◆ What is asked
Review the material line by line. Identify and copy every line that contains the string "thuyết".

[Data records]
┄┄┄┄┄┄┄┄┄┄

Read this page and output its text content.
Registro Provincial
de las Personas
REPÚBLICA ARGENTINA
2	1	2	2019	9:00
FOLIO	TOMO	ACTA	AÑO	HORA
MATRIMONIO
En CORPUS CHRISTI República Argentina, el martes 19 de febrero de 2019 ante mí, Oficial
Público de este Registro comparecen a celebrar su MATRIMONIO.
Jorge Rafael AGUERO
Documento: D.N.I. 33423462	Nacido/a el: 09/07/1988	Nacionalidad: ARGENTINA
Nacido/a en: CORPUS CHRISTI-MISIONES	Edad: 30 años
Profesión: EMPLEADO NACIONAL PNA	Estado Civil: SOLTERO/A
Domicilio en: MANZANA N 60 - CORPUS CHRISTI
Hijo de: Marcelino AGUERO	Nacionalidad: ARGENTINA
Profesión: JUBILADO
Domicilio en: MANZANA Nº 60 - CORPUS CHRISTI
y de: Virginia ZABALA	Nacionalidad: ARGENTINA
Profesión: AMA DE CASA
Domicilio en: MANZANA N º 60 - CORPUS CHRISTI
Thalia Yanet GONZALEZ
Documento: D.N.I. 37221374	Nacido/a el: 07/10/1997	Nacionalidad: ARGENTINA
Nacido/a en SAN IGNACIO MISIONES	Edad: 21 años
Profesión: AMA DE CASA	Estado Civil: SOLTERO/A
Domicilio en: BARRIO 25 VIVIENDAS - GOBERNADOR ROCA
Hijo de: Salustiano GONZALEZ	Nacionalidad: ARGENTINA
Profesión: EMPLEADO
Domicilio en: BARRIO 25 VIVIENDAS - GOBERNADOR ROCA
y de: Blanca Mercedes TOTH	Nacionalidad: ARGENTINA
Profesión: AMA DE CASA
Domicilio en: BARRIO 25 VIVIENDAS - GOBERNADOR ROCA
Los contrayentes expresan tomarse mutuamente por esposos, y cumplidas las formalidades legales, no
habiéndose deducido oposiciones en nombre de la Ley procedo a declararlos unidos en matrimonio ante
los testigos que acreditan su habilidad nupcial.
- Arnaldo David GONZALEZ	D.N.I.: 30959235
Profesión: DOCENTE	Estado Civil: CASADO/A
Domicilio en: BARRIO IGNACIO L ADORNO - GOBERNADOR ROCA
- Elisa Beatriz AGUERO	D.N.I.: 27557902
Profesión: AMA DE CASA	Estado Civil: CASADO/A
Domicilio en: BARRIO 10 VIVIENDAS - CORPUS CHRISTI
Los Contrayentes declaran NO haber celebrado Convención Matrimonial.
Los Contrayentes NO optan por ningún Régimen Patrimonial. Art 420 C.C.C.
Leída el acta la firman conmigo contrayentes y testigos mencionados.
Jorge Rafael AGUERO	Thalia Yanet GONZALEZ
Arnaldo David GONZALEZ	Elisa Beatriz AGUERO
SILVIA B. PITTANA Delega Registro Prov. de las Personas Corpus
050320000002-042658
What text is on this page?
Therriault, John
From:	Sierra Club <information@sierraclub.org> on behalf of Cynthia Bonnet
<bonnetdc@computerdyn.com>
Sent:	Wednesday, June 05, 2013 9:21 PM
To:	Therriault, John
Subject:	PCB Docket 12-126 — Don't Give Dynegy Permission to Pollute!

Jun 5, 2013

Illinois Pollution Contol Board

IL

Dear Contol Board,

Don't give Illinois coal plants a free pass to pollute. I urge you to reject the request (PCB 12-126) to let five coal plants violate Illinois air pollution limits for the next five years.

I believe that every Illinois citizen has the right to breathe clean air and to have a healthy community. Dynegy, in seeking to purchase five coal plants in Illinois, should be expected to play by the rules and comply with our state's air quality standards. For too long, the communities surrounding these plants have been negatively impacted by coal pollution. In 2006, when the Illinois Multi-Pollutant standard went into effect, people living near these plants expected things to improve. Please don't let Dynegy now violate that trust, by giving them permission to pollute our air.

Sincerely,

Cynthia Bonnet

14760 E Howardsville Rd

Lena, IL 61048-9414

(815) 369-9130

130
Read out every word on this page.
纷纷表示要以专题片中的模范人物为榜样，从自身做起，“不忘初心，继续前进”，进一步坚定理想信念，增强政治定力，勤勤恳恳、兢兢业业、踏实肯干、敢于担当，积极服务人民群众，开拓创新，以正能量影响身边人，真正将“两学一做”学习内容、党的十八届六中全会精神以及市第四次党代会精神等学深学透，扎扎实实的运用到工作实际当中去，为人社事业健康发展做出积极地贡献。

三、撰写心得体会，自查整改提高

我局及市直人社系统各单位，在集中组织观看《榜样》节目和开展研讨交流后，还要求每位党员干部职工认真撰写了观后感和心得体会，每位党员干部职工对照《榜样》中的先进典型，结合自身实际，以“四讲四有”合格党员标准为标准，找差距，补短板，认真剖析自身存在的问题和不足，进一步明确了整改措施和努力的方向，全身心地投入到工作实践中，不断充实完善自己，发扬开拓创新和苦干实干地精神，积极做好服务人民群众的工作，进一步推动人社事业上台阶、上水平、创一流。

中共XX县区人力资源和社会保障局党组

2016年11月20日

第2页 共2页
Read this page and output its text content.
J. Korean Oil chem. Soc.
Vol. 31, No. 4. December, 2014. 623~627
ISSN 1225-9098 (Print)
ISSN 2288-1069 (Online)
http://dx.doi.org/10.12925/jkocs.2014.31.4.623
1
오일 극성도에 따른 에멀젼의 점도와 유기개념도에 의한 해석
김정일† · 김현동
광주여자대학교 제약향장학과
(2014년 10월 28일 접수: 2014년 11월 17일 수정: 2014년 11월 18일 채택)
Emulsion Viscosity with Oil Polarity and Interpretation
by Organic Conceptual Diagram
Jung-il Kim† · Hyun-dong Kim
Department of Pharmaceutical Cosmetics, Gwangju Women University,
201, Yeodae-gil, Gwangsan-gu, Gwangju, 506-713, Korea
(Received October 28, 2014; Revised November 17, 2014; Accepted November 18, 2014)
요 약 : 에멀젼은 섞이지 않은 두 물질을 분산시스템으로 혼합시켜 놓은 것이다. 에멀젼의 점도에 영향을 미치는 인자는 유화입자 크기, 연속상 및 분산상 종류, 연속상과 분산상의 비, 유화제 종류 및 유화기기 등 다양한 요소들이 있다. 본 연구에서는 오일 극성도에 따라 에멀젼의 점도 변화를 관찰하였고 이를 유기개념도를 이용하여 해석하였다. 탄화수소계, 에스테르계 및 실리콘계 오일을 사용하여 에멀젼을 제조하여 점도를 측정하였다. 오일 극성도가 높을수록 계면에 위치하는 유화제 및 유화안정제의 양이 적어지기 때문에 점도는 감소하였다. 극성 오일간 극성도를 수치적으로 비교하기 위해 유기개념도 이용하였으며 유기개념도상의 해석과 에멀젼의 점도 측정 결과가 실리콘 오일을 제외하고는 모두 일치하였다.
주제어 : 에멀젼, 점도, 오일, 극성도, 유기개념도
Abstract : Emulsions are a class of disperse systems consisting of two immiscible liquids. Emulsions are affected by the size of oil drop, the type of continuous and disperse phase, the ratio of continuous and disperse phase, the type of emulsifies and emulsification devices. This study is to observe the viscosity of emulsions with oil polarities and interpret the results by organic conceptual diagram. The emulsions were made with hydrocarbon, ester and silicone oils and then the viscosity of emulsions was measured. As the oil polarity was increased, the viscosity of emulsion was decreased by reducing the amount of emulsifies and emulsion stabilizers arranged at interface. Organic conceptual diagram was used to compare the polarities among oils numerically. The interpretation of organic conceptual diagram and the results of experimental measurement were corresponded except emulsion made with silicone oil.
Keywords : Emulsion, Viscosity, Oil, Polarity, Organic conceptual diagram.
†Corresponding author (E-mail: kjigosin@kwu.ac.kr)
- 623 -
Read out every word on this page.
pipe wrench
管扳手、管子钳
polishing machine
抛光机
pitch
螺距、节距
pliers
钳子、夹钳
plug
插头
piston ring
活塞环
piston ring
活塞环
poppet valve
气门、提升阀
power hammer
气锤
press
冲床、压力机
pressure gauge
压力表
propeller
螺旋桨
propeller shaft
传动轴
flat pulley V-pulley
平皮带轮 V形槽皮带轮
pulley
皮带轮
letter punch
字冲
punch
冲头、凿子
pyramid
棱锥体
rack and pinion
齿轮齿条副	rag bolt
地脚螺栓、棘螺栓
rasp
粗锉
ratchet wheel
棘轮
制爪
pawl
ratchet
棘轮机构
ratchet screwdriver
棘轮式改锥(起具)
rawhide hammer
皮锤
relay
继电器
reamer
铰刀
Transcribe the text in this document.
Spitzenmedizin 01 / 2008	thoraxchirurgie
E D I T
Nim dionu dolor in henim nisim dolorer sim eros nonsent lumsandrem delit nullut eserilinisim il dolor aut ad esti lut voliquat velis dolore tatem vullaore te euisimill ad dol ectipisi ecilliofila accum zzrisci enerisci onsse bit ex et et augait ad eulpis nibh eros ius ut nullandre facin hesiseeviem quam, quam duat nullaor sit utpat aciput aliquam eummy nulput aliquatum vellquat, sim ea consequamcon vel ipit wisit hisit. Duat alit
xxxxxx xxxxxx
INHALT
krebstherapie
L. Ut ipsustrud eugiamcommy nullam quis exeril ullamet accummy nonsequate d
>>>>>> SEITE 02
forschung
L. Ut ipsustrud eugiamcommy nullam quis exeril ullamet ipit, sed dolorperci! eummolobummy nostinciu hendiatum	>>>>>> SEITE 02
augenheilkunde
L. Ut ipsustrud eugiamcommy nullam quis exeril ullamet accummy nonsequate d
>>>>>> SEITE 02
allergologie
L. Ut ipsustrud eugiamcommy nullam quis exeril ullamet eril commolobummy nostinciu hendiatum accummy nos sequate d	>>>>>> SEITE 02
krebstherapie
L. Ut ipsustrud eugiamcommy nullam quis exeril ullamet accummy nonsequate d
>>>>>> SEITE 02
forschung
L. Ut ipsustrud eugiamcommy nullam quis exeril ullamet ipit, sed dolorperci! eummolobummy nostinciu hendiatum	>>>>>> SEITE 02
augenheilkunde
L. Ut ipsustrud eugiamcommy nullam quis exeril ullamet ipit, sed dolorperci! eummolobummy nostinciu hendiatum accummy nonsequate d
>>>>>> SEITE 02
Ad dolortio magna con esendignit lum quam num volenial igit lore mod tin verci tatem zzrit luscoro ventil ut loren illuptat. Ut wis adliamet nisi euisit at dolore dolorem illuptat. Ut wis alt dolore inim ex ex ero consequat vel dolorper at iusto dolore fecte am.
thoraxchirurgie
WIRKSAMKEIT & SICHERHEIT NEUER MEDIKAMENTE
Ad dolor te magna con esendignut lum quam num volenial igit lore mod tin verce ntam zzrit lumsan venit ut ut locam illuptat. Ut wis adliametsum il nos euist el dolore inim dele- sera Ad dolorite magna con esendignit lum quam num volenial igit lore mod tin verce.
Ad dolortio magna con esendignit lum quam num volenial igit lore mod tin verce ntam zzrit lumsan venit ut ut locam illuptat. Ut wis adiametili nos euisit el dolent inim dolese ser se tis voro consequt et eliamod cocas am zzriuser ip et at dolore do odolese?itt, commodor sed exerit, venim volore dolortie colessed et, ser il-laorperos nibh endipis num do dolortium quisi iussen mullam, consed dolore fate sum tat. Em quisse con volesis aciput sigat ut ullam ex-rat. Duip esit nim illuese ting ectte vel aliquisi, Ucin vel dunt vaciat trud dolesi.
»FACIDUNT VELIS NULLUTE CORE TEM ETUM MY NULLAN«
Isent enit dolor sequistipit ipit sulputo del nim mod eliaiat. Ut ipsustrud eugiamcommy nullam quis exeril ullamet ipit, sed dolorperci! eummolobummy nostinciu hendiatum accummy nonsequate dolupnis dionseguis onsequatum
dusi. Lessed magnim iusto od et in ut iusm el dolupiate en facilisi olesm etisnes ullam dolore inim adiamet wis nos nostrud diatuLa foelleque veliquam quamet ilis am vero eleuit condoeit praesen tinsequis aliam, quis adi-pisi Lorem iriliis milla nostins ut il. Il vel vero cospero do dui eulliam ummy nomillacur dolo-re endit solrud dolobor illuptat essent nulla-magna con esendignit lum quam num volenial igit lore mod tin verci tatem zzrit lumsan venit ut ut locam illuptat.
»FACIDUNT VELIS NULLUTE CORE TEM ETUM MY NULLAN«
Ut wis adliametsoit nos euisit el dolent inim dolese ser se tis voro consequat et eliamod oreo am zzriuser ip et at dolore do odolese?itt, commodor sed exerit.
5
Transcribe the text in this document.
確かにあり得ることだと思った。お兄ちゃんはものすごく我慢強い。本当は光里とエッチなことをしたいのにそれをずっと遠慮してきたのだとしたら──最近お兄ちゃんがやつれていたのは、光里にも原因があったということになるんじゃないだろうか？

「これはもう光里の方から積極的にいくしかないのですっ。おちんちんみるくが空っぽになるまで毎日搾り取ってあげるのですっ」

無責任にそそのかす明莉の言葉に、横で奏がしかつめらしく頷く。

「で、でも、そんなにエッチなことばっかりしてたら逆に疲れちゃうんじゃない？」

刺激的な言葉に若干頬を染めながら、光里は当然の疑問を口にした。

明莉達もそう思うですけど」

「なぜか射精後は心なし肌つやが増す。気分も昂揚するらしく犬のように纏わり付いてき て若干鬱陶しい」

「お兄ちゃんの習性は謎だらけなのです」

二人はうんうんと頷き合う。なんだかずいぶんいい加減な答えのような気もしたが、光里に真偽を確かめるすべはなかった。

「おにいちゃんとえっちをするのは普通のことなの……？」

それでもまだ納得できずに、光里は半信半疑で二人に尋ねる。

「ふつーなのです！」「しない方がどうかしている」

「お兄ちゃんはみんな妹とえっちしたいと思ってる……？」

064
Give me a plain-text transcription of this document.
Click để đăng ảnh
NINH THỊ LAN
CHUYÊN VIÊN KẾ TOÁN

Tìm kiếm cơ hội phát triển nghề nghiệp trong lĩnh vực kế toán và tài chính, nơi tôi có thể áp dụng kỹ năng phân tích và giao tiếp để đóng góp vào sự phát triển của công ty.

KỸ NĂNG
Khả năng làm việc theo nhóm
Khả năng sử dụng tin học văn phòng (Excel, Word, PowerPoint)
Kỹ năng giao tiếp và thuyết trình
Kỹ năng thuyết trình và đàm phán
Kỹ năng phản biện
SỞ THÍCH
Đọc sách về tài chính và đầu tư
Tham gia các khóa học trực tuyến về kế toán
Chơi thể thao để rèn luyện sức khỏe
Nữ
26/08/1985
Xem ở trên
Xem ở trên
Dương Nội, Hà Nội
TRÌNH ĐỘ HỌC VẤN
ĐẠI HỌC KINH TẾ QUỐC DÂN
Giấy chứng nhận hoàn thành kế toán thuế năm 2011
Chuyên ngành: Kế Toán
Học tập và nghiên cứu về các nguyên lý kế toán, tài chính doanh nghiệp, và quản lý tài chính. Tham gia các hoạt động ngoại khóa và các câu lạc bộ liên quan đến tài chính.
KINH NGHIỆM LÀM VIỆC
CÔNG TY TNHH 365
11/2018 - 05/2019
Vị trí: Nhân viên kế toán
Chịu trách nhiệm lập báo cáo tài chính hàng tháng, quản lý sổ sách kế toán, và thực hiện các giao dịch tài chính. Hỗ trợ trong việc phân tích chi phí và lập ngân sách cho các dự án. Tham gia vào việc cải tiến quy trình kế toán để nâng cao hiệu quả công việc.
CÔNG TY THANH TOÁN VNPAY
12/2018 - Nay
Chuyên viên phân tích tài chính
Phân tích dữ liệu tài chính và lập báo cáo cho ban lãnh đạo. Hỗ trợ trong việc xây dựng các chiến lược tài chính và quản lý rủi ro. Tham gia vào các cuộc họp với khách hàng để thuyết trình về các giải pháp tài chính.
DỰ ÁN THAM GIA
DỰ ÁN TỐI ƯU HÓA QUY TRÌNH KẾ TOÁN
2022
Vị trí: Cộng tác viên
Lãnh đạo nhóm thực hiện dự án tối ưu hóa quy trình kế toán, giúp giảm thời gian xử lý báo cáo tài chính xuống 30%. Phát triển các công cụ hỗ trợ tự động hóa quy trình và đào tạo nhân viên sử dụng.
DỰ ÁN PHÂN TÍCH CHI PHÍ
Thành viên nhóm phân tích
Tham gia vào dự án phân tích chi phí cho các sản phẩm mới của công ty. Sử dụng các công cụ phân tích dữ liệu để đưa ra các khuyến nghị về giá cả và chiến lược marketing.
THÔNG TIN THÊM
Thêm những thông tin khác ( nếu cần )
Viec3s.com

┄┄┄┄┄┄┄┄┄┄

◆ Answer to this problem
Kỹ năng giao tiếp và thuyết trình
Kỹ năng thuyết trình và đàm phán
Phân tích dữ liệu tài chính và lập báo cáo cho ban lãnh đạo. Hỗ trợ trong việc xây dựng các chiến lược tài chính và quản lý rủi ro. Tham gia vào các cuộc họp với khách hàng để thuyết trình về các giải pháp tài chính.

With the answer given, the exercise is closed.